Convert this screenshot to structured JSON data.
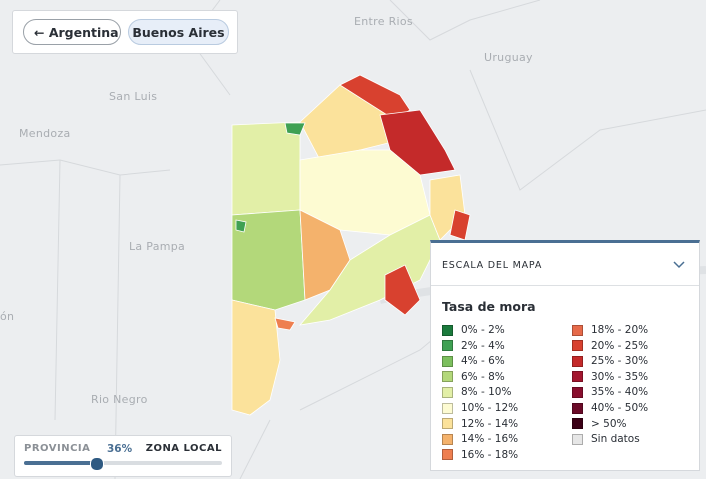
{
  "map_labels": [
    "Entre Rios",
    "Uruguay",
    "San Luis",
    "Mendoza",
    "La Pampa",
    "Rio Negro",
    "ón"
  ],
  "breadcrumb": {
    "back": "Argentina",
    "current": "Buenos Aires"
  },
  "legend": {
    "header": "ESCALA DEL MAPA",
    "title": "Tasa de mora",
    "items": [
      {
        "label": "0% - 2%",
        "color": "#1b7a3c"
      },
      {
        "label": "2% - 4%",
        "color": "#3fa153"
      },
      {
        "label": "4% - 6%",
        "color": "#7cbf5e"
      },
      {
        "label": "6% - 8%",
        "color": "#b3d87a"
      },
      {
        "label": "8% - 10%",
        "color": "#e2efa7"
      },
      {
        "label": "10% - 12%",
        "color": "#fdfbd2"
      },
      {
        "label": "12% - 14%",
        "color": "#fbe29b"
      },
      {
        "label": "14% - 16%",
        "color": "#f4b26c"
      },
      {
        "label": "16% - 18%",
        "color": "#ee7f50"
      },
      {
        "label": "18% - 20%",
        "color": "#e66a4a"
      },
      {
        "label": "20% - 25%",
        "color": "#d8412f"
      },
      {
        "label": "25% - 30%",
        "color": "#c42a2a"
      },
      {
        "label": "30% - 35%",
        "color": "#a3162f"
      },
      {
        "label": "35% - 40%",
        "color": "#880e2e"
      },
      {
        "label": "40% - 50%",
        "color": "#6b0a28"
      },
      {
        "label": "> 50%",
        "color": "#3b0016"
      },
      {
        "label": "Sin datos",
        "color": "#e6e6e6"
      }
    ]
  },
  "slider": {
    "left": "PROVINCIA",
    "value": "36%",
    "right": "ZONA LOCAL"
  }
}
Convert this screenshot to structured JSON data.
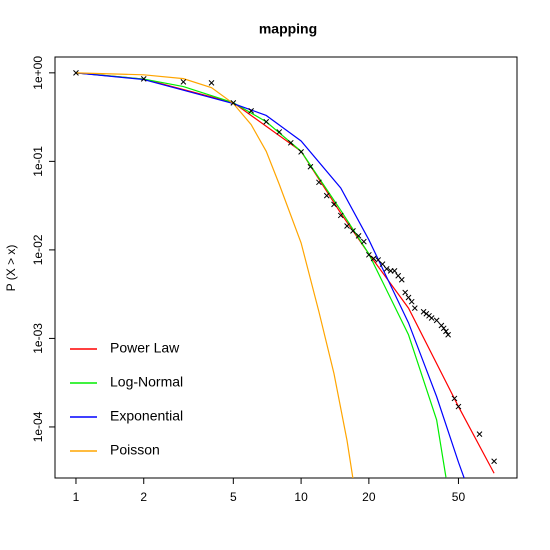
{
  "chart_data": {
    "type": "scatter",
    "title": "mapping",
    "ylabel": "P (X > x)",
    "log_x": true,
    "log_y": true,
    "xlim": [
      0.807,
      91
    ],
    "ylim": [
      2.65e-05,
      1.51
    ],
    "xticks": [
      1,
      2,
      5,
      10,
      20,
      50
    ],
    "yticks": [
      {
        "value": 1,
        "label": "1e+00"
      },
      {
        "value": 0.1,
        "label": "1e-01"
      },
      {
        "value": 0.01,
        "label": "1e-02"
      },
      {
        "value": 0.001,
        "label": "1e-03"
      },
      {
        "value": 0.0001,
        "label": "1e-04"
      }
    ],
    "legend": "bottom-left",
    "point_color": "#000000",
    "x": [
      1,
      2,
      3,
      4,
      5,
      6,
      7,
      8,
      9,
      10,
      11,
      12,
      13,
      14,
      15,
      16,
      17,
      18,
      19,
      20,
      21,
      22,
      23,
      24,
      25,
      26,
      27,
      28,
      29,
      30,
      31,
      32,
      35,
      36,
      37,
      38,
      40,
      42,
      43,
      44,
      45,
      48,
      50,
      62,
      72
    ],
    "values": [
      1,
      0.855,
      0.79,
      0.77,
      0.458,
      0.372,
      0.28,
      0.215,
      0.162,
      0.128,
      0.087,
      0.058,
      0.041,
      0.0327,
      0.0245,
      0.0186,
      0.0164,
      0.0144,
      0.0124,
      0.0088,
      0.008,
      0.0077,
      0.0069,
      0.0061,
      0.0058,
      0.0058,
      0.0051,
      0.0046,
      0.0033,
      0.0029,
      0.0026,
      0.0022,
      0.002,
      0.0019,
      0.0018,
      0.0017,
      0.0016,
      0.0014,
      0.0013,
      0.0012,
      0.0011,
      0.00021,
      0.00017,
      8.3e-05,
      4.1e-05
    ],
    "series": [
      {
        "name": "Power Law",
        "color": "#ff0000",
        "x": [
          1,
          2,
          5,
          10,
          15,
          20,
          30,
          50,
          72
        ],
        "values": [
          1,
          0.85,
          0.46,
          0.13,
          0.026,
          0.009,
          0.0022,
          0.00017,
          3e-05
        ]
      },
      {
        "name": "Log-Normal",
        "color": "#00ee00",
        "x": [
          1,
          2,
          3,
          5,
          7,
          10,
          15,
          20,
          30,
          40,
          44
        ],
        "values": [
          1,
          0.85,
          0.7,
          0.46,
          0.28,
          0.13,
          0.028,
          0.009,
          0.0011,
          0.00012,
          2.7e-05
        ]
      },
      {
        "name": "Exponential",
        "color": "#0000ff",
        "x": [
          1,
          2,
          5,
          7,
          10,
          15,
          20,
          30,
          40,
          50,
          53
        ],
        "values": [
          1,
          0.84,
          0.45,
          0.33,
          0.17,
          0.05,
          0.013,
          0.0015,
          0.00022,
          4e-05,
          2.65e-05
        ]
      },
      {
        "name": "Poisson",
        "color": "#ffa500",
        "x": [
          1,
          2,
          3,
          4,
          5,
          6,
          7,
          8,
          10,
          12,
          14,
          16,
          17
        ],
        "values": [
          1,
          0.95,
          0.86,
          0.68,
          0.45,
          0.26,
          0.13,
          0.055,
          0.012,
          0.002,
          0.0004,
          7e-05,
          2.6e-05
        ]
      }
    ]
  }
}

» **TASK PROMPT**: Repeat the material above verbatim. Leave the pictures behind.

» **THE RESPONSE**:
Convert this screenshot to structured JSON data.
{
  "map_labels": [
    "Entre Rios",
    "Uruguay",
    "San Luis",
    "Mendoza",
    "La Pampa",
    "Rio Negro",
    "ón"
  ],
  "breadcrumb": {
    "back": "Argentina",
    "current": "Buenos Aires"
  },
  "legend": {
    "header": "ESCALA DEL MAPA",
    "title": "Tasa de mora",
    "items": [
      {
        "label": "0% - 2%",
        "color": "#1b7a3c"
      },
      {
        "label": "2% - 4%",
        "color": "#3fa153"
      },
      {
        "label": "4% - 6%",
        "color": "#7cbf5e"
      },
      {
        "label": "6% - 8%",
        "color": "#b3d87a"
      },
      {
        "label": "8% - 10%",
        "color": "#e2efa7"
      },
      {
        "label": "10% - 12%",
        "color": "#fdfbd2"
      },
      {
        "label": "12% - 14%",
        "color": "#fbe29b"
      },
      {
        "label": "14% - 16%",
        "color": "#f4b26c"
      },
      {
        "label": "16% - 18%",
        "color": "#ee7f50"
      },
      {
        "label": "18% - 20%",
        "color": "#e66a4a"
      },
      {
        "label": "20% - 25%",
        "color": "#d8412f"
      },
      {
        "label": "25% - 30%",
        "color": "#c42a2a"
      },
      {
        "label": "30% - 35%",
        "color": "#a3162f"
      },
      {
        "label": "35% - 40%",
        "color": "#880e2e"
      },
      {
        "label": "40% - 50%",
        "color": "#6b0a28"
      },
      {
        "label": "> 50%",
        "color": "#3b0016"
      },
      {
        "label": "Sin datos",
        "color": "#e6e6e6"
      }
    ]
  },
  "slider": {
    "left": "PROVINCIA",
    "value": "36%",
    "right": "ZONA LOCAL"
  }
}
Convert this screenshot to structured JSON data.
{
  "chart_data": {
    "type": "scatter",
    "title": "mapping",
    "ylabel": "P (X > x)",
    "log_x": true,
    "log_y": true,
    "xlim": [
      0.807,
      91
    ],
    "ylim": [
      2.65e-05,
      1.51
    ],
    "xticks": [
      1,
      2,
      5,
      10,
      20,
      50
    ],
    "yticks": [
      {
        "value": 1,
        "label": "1e+00"
      },
      {
        "value": 0.1,
        "label": "1e-01"
      },
      {
        "value": 0.01,
        "label": "1e-02"
      },
      {
        "value": 0.001,
        "label": "1e-03"
      },
      {
        "value": 0.0001,
        "label": "1e-04"
      }
    ],
    "legend": "bottom-left",
    "point_color": "#000000",
    "x": [
      1,
      2,
      3,
      4,
      5,
      6,
      7,
      8,
      9,
      10,
      11,
      12,
      13,
      14,
      15,
      16,
      17,
      18,
      19,
      20,
      21,
      22,
      23,
      24,
      25,
      26,
      27,
      28,
      29,
      30,
      31,
      32,
      35,
      36,
      37,
      38,
      40,
      42,
      43,
      44,
      45,
      48,
      50,
      62,
      72
    ],
    "values": [
      1,
      0.855,
      0.79,
      0.77,
      0.458,
      0.372,
      0.28,
      0.215,
      0.162,
      0.128,
      0.087,
      0.058,
      0.041,
      0.0327,
      0.0245,
      0.0186,
      0.0164,
      0.0144,
      0.0124,
      0.0088,
      0.008,
      0.0077,
      0.0069,
      0.0061,
      0.0058,
      0.0058,
      0.0051,
      0.0046,
      0.0033,
      0.0029,
      0.0026,
      0.0022,
      0.002,
      0.0019,
      0.0018,
      0.0017,
      0.0016,
      0.0014,
      0.0013,
      0.0012,
      0.0011,
      0.00021,
      0.00017,
      8.3e-05,
      4.1e-05
    ],
    "series": [
      {
        "name": "Power Law",
        "color": "#ff0000",
        "x": [
          1,
          2,
          5,
          10,
          15,
          20,
          30,
          50,
          72
        ],
        "values": [
          1,
          0.85,
          0.46,
          0.13,
          0.026,
          0.009,
          0.0022,
          0.00017,
          3e-05
        ]
      },
      {
        "name": "Log-Normal",
        "color": "#00ee00",
        "x": [
          1,
          2,
          3,
          5,
          7,
          10,
          15,
          20,
          30,
          40,
          44
        ],
        "values": [
          1,
          0.85,
          0.7,
          0.46,
          0.28,
          0.13,
          0.028,
          0.009,
          0.0011,
          0.00012,
          2.7e-05
        ]
      },
      {
        "name": "Exponential",
        "color": "#0000ff",
        "x": [
          1,
          2,
          5,
          7,
          10,
          15,
          20,
          30,
          40,
          50,
          53
        ],
        "values": [
          1,
          0.84,
          0.45,
          0.33,
          0.17,
          0.05,
          0.013,
          0.0015,
          0.00022,
          4e-05,
          2.65e-05
        ]
      },
      {
        "name": "Poisson",
        "color": "#ffa500",
        "x": [
          1,
          2,
          3,
          4,
          5,
          6,
          7,
          8,
          10,
          12,
          14,
          16,
          17
        ],
        "values": [
          1,
          0.95,
          0.86,
          0.68,
          0.45,
          0.26,
          0.13,
          0.055,
          0.012,
          0.002,
          0.0004,
          7e-05,
          2.6e-05
        ]
      }
    ]
  }
}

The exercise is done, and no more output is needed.